---- Records provided

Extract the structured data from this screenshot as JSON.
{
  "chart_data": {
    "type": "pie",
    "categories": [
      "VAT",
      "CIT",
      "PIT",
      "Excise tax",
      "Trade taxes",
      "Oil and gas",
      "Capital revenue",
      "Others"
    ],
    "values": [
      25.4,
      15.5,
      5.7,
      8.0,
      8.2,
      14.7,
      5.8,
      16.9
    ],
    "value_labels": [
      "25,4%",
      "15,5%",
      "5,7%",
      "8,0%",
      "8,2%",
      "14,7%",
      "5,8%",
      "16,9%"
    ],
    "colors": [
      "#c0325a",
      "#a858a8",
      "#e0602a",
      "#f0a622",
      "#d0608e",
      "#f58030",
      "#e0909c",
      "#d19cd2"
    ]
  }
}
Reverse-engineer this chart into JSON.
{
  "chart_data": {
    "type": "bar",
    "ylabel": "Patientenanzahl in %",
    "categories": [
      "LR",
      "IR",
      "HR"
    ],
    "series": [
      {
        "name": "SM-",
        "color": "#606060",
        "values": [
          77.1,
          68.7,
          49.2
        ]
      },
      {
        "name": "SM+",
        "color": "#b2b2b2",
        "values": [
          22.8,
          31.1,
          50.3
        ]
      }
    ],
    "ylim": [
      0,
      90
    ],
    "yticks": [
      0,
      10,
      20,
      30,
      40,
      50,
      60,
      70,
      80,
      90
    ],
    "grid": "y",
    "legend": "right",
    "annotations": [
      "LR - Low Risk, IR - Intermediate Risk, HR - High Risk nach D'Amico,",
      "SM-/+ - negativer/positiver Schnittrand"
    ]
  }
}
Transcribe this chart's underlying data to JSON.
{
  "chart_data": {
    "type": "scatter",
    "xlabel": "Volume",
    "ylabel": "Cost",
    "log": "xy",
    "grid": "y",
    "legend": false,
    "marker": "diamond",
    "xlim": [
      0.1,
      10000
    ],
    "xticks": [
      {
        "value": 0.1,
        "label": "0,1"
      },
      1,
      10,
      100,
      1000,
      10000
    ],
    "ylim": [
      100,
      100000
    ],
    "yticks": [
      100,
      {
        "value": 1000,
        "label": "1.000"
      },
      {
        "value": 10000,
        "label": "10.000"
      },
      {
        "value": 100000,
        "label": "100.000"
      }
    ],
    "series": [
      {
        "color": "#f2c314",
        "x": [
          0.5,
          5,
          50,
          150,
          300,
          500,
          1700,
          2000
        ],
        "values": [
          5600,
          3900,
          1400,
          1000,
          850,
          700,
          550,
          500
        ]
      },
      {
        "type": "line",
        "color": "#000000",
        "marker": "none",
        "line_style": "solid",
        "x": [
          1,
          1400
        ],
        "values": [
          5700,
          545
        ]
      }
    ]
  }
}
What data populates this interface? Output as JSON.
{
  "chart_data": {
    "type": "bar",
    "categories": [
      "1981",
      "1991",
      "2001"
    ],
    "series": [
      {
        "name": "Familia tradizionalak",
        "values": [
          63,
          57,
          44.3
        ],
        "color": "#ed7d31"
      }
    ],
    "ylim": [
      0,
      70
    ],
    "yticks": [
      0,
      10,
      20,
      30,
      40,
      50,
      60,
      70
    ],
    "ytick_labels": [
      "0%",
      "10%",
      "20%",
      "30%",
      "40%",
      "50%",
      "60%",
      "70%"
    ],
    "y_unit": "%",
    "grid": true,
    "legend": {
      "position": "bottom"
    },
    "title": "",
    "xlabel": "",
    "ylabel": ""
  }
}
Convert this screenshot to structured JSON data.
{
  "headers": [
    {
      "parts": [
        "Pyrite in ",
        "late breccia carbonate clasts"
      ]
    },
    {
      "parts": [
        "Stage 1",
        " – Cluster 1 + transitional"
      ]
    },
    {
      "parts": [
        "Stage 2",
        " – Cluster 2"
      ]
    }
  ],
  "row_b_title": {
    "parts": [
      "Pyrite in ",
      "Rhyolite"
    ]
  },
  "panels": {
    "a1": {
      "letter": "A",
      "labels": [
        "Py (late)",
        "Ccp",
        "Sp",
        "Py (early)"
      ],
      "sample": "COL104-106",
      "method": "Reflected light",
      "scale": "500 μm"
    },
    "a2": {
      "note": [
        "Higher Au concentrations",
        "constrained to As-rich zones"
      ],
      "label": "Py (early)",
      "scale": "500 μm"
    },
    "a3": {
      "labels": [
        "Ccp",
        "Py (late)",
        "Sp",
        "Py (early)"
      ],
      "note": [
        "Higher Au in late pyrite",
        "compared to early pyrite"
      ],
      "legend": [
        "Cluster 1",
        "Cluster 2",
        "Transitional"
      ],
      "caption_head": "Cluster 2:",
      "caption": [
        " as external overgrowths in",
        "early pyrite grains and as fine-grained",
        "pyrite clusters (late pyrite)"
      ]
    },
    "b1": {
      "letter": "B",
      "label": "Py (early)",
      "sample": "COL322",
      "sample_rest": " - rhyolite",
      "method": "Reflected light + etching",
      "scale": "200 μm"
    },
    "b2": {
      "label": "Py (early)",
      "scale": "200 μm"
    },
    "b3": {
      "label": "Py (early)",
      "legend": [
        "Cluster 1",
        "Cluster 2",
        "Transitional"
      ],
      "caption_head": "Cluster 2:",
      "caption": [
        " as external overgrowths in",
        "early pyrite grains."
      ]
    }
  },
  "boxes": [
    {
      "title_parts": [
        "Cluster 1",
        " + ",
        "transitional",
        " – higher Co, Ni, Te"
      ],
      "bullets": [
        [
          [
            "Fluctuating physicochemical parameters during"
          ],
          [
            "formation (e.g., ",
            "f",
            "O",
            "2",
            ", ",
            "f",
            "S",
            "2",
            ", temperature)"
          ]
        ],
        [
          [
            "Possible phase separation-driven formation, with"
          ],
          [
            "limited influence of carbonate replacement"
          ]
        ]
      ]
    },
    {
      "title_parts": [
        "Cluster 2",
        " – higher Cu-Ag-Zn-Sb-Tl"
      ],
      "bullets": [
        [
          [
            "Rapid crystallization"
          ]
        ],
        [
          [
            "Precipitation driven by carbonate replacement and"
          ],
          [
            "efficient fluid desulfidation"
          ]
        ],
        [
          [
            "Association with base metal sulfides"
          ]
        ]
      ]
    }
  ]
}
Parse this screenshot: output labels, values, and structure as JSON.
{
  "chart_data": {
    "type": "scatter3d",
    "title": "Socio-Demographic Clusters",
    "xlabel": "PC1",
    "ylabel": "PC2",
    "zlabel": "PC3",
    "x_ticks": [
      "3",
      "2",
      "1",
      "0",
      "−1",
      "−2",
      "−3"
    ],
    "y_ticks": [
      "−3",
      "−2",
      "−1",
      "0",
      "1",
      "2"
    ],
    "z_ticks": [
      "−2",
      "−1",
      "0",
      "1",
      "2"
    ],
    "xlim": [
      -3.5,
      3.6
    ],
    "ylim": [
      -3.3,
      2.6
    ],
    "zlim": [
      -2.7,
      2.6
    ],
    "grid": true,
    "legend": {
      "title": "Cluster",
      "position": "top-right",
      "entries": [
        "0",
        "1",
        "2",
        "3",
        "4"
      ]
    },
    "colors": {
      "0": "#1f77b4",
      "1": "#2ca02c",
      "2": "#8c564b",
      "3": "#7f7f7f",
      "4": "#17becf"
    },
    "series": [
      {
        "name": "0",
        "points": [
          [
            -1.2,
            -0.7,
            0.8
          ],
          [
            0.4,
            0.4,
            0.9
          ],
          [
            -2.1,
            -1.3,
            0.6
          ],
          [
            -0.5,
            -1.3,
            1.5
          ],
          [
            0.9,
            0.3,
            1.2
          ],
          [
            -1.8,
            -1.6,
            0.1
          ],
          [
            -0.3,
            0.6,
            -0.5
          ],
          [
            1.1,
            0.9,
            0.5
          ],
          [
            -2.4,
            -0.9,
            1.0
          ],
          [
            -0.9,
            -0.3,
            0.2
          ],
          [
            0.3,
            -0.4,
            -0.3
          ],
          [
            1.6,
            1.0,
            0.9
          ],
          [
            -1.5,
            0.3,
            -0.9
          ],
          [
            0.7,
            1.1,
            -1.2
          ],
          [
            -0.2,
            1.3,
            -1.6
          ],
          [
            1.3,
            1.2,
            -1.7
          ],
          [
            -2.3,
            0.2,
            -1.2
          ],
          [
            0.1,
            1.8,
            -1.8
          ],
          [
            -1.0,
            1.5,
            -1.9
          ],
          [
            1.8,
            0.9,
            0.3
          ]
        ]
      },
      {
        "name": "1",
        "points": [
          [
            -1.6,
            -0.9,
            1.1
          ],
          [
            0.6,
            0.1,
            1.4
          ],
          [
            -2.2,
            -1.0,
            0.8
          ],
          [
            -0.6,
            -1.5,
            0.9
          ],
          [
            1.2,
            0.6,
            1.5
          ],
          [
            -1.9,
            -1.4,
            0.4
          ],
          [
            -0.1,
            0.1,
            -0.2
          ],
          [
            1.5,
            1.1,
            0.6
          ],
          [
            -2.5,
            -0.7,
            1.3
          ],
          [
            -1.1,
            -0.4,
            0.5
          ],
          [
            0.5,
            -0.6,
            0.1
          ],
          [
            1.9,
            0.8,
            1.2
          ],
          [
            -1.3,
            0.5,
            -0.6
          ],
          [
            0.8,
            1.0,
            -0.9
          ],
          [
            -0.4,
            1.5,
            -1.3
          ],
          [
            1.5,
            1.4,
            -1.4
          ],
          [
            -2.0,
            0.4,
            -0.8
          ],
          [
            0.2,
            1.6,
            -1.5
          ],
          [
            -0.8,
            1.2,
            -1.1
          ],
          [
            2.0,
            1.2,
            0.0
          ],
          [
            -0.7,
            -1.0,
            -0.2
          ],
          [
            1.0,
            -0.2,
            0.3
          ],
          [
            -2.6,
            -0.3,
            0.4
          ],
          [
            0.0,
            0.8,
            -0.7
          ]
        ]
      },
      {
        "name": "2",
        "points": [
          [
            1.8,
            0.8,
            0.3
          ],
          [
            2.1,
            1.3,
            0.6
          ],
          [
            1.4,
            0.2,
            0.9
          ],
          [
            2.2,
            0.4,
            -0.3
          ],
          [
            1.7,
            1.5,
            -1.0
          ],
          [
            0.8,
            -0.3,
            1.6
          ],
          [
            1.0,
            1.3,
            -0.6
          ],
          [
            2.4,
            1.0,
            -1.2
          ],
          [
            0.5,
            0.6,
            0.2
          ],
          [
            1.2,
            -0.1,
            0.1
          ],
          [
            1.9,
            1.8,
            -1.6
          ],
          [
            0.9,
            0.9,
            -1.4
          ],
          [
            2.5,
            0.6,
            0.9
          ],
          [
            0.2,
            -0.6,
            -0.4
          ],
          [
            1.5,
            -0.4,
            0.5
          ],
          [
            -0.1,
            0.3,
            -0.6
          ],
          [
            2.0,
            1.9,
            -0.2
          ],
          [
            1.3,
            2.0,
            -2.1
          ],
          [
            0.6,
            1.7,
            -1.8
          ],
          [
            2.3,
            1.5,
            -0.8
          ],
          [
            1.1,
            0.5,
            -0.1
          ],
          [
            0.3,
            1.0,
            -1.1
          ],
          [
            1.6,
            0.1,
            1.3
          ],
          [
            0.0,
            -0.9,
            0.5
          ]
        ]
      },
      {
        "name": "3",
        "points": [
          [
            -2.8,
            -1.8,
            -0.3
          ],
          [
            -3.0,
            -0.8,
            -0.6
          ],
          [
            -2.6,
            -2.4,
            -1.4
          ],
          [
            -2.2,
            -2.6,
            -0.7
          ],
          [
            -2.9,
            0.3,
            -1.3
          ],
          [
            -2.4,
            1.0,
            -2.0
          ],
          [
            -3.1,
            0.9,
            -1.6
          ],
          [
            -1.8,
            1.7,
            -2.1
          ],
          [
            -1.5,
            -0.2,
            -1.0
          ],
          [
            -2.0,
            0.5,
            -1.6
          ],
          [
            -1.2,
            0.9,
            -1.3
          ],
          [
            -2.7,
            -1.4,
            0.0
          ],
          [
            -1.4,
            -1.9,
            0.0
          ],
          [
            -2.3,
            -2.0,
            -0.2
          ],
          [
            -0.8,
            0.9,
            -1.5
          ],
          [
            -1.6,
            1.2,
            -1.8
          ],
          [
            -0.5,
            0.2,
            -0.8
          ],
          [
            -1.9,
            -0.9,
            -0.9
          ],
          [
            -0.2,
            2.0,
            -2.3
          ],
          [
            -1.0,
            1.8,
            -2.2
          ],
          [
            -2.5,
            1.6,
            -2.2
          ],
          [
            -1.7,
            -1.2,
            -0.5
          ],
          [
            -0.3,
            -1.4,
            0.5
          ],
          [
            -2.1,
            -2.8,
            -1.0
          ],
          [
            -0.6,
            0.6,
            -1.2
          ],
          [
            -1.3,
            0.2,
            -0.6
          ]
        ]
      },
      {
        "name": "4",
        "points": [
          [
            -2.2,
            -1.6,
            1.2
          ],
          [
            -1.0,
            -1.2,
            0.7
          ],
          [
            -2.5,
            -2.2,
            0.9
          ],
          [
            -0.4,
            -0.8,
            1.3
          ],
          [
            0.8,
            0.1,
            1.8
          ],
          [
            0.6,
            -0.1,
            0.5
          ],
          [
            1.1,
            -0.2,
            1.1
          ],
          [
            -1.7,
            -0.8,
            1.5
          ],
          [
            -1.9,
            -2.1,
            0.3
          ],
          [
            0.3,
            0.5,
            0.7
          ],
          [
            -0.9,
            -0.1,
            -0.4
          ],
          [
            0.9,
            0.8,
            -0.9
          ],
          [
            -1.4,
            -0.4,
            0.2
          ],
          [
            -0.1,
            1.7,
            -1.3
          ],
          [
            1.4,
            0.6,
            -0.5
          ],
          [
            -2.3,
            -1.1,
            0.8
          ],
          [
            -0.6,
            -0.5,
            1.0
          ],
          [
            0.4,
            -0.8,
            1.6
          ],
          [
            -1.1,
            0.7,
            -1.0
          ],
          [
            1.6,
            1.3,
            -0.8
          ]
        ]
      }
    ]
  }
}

--------

Task directions. Select, from the listing, all lines that include the word "this".

Answer for the task.
Extract the structured data from this screenshot as JSON.
Reverse-engineer this chart into JSON.
Transcribe this chart's underlying data to JSON.
What data populates this interface? Output as JSON.
Convert this screenshot to structured JSON data.
Parse this screenshot: output labels, values, and structure as JSON.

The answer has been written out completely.